EXERCISE | Return the entries below in their exact form, leaving the pictures out.

DATASET EXCERPTS |
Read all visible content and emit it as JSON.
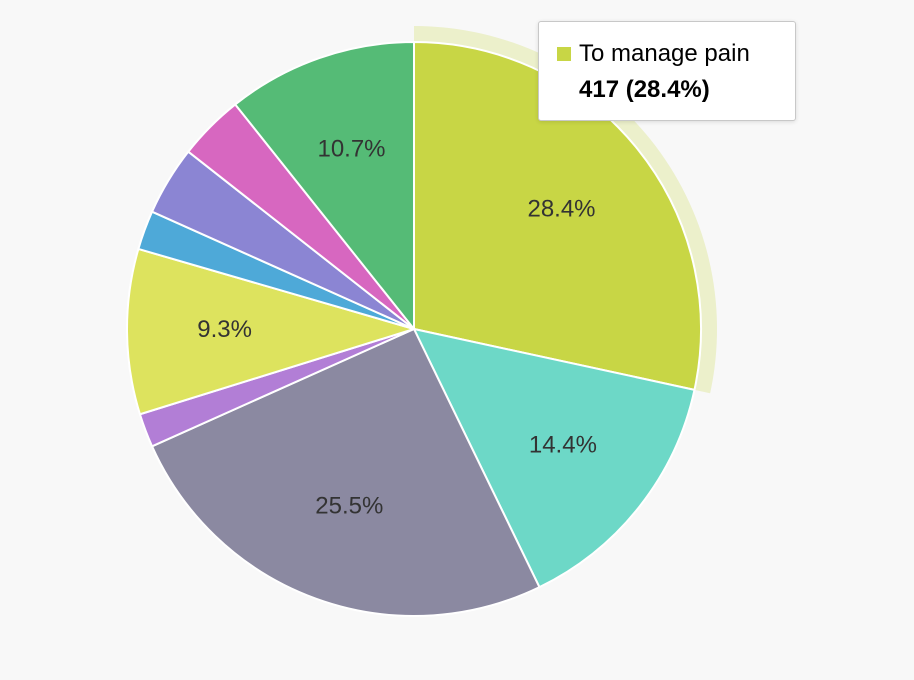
{
  "chart_data": {
    "type": "pie",
    "start_angle_deg": 0,
    "direction": "clockwise",
    "slices": [
      {
        "name": "To manage pain",
        "percent": 28.4,
        "label": "28.4%",
        "color": "#c8d645",
        "highlighted": true
      },
      {
        "name": "",
        "percent": 14.4,
        "label": "14.4%",
        "color": "#6dd8c7"
      },
      {
        "name": "",
        "percent": 25.5,
        "label": "25.5%",
        "color": "#8b89a1"
      },
      {
        "name": "",
        "percent": 1.9,
        "label": "",
        "color": "#b27ed6"
      },
      {
        "name": "",
        "percent": 9.3,
        "label": "9.3%",
        "color": "#dde35e"
      },
      {
        "name": "",
        "percent": 2.2,
        "label": "",
        "color": "#4ea9d8"
      },
      {
        "name": "",
        "percent": 3.9,
        "label": "",
        "color": "#8b85d3"
      },
      {
        "name": "",
        "percent": 3.7,
        "label": "",
        "color": "#d767c0"
      },
      {
        "name": "",
        "percent": 10.7,
        "label": "10.7%",
        "color": "#55bb76"
      }
    ]
  },
  "tooltip": {
    "series_name": "To manage pain",
    "value_text": "417 (28.4%)",
    "swatch_color": "#c8d645"
  }
}
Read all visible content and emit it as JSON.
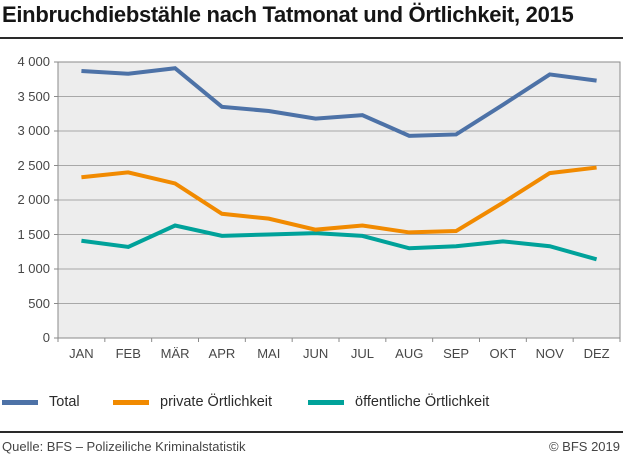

PROBLEM SOLUTION |
Read all visible content and emit it as JSON.
{
  "chart_data": {
    "type": "pie",
    "start_angle_deg": 0,
    "direction": "clockwise",
    "slices": [
      {
        "name": "To manage pain",
        "percent": 28.4,
        "label": "28.4%",
        "color": "#c8d645",
        "highlighted": true
      },
      {
        "name": "",
        "percent": 14.4,
        "label": "14.4%",
        "color": "#6dd8c7"
      },
      {
        "name": "",
        "percent": 25.5,
        "label": "25.5%",
        "color": "#8b89a1"
      },
      {
        "name": "",
        "percent": 1.9,
        "label": "",
        "color": "#b27ed6"
      },
      {
        "name": "",
        "percent": 9.3,
        "label": "9.3%",
        "color": "#dde35e"
      },
      {
        "name": "",
        "percent": 2.2,
        "label": "",
        "color": "#4ea9d8"
      },
      {
        "name": "",
        "percent": 3.9,
        "label": "",
        "color": "#8b85d3"
      },
      {
        "name": "",
        "percent": 3.7,
        "label": "",
        "color": "#d767c0"
      },
      {
        "name": "",
        "percent": 10.7,
        "label": "10.7%",
        "color": "#55bb76"
      }
    ]
  },
  "tooltip": {
    "series_name": "To manage pain",
    "value_text": "417 (28.4%)",
    "swatch_color": "#c8d645"
  }
}
Read all visible content and emit it as JSON.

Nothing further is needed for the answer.